» What you need to do
Copy out every record below word for word, leaving out the pictures.

-.-.-

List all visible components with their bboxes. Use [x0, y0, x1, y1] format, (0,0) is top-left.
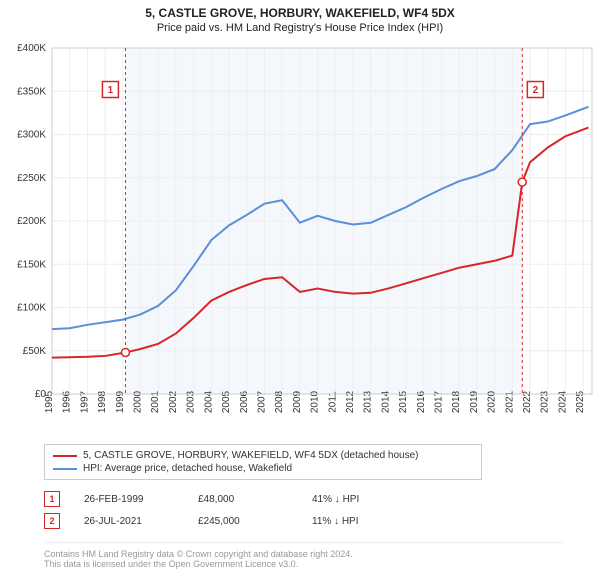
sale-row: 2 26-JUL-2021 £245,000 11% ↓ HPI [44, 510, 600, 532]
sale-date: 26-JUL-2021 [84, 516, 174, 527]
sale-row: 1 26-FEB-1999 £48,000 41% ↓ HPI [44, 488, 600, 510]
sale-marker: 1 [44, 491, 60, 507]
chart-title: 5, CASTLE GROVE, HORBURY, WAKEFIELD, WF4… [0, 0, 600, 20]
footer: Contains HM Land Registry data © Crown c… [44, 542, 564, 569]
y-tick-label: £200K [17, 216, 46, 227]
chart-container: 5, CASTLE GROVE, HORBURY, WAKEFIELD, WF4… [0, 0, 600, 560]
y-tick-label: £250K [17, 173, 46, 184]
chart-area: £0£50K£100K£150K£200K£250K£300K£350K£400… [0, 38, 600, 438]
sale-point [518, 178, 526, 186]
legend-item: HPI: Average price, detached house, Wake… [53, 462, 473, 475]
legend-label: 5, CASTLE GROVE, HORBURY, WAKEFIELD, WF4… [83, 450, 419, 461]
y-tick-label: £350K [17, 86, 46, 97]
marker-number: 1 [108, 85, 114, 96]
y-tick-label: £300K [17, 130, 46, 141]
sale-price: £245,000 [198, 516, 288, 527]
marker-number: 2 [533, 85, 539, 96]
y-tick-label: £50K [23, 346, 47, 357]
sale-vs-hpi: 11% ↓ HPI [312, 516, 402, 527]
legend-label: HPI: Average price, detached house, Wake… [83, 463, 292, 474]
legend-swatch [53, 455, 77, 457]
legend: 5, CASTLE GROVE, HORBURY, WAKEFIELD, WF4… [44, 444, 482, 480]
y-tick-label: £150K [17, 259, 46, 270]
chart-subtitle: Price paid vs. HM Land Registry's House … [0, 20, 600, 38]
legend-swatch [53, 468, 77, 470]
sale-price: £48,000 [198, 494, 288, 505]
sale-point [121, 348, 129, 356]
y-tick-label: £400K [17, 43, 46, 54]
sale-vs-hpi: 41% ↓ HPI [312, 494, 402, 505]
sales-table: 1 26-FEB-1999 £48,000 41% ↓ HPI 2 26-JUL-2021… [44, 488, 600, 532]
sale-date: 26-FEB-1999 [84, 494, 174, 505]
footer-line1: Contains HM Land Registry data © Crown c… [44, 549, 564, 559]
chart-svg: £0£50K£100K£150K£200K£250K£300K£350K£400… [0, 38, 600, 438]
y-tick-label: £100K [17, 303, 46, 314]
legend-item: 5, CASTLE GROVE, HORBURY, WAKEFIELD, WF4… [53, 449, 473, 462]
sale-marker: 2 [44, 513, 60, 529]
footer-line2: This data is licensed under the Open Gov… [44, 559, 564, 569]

-.-.-

» Correct output
List all visible components with their bboxes. Use [x0, y0, x1, y1] format, (0,0) is top-left.
sale-row: 2 26-JUL-2021 £245,000 11% ↓ HPI [44, 510, 600, 532]
sale-date: 26-JUL-2021 [84, 516, 174, 527]
sale-row: 1 26-FEB-1999 £48,000 41% ↓ HPI [44, 488, 600, 510]
sale-marker: 1 [44, 491, 60, 507]
chart-title: 5, CASTLE GROVE, HORBURY, WAKEFIELD, WF4… [0, 0, 600, 20]
footer: Contains HM Land Registry data © Crown c… [44, 542, 564, 569]
y-tick-label: £200K [17, 216, 46, 227]
chart-container: 5, CASTLE GROVE, HORBURY, WAKEFIELD, WF4… [0, 0, 600, 560]
y-tick-label: £250K [17, 173, 46, 184]
chart-area: £0£50K£100K£150K£200K£250K£300K£350K£400… [0, 38, 600, 438]
sale-point [518, 178, 526, 186]
legend-item: HPI: Average price, detached house, Wake… [53, 462, 473, 475]
legend-label: 5, CASTLE GROVE, HORBURY, WAKEFIELD, WF4… [83, 450, 419, 461]
y-tick-label: £350K [17, 86, 46, 97]
marker-number: 1 [108, 85, 114, 96]
y-tick-label: £300K [17, 130, 46, 141]
sale-price: £245,000 [198, 516, 288, 527]
marker-number: 2 [533, 85, 539, 96]
y-tick-label: £50K [23, 346, 47, 357]
sale-vs-hpi: 11% ↓ HPI [312, 516, 402, 527]
legend-label: HPI: Average price, detached house, Wake… [83, 463, 292, 474]
legend-swatch [53, 455, 77, 457]
legend: 5, CASTLE GROVE, HORBURY, WAKEFIELD, WF4… [44, 444, 482, 480]
y-tick-label: £150K [17, 259, 46, 270]
chart-subtitle: Price paid vs. HM Land Registry's House … [0, 20, 600, 38]
legend-swatch [53, 468, 77, 470]
sale-price: £48,000 [198, 494, 288, 505]
sale-point [121, 348, 129, 356]
y-tick-label: £400K [17, 43, 46, 54]
sale-vs-hpi: 41% ↓ HPI [312, 494, 402, 505]
sales-table: 1 26-FEB-1999 £48,000 41% ↓ HPI 2 26-JUL-2021… [44, 488, 600, 532]
sale-date: 26-FEB-1999 [84, 494, 174, 505]
footer-line1: Contains HM Land Registry data © Crown c… [44, 549, 564, 559]
chart-svg: £0£50K£100K£150K£200K£250K£300K£350K£400… [0, 38, 600, 438]
y-tick-label: £100K [17, 303, 46, 314]
legend-item: 5, CASTLE GROVE, HORBURY, WAKEFIELD, WF4… [53, 449, 473, 462]
sale-marker: 2 [44, 513, 60, 529]
footer-line2: This data is licensed under the Open Gov… [44, 559, 564, 569]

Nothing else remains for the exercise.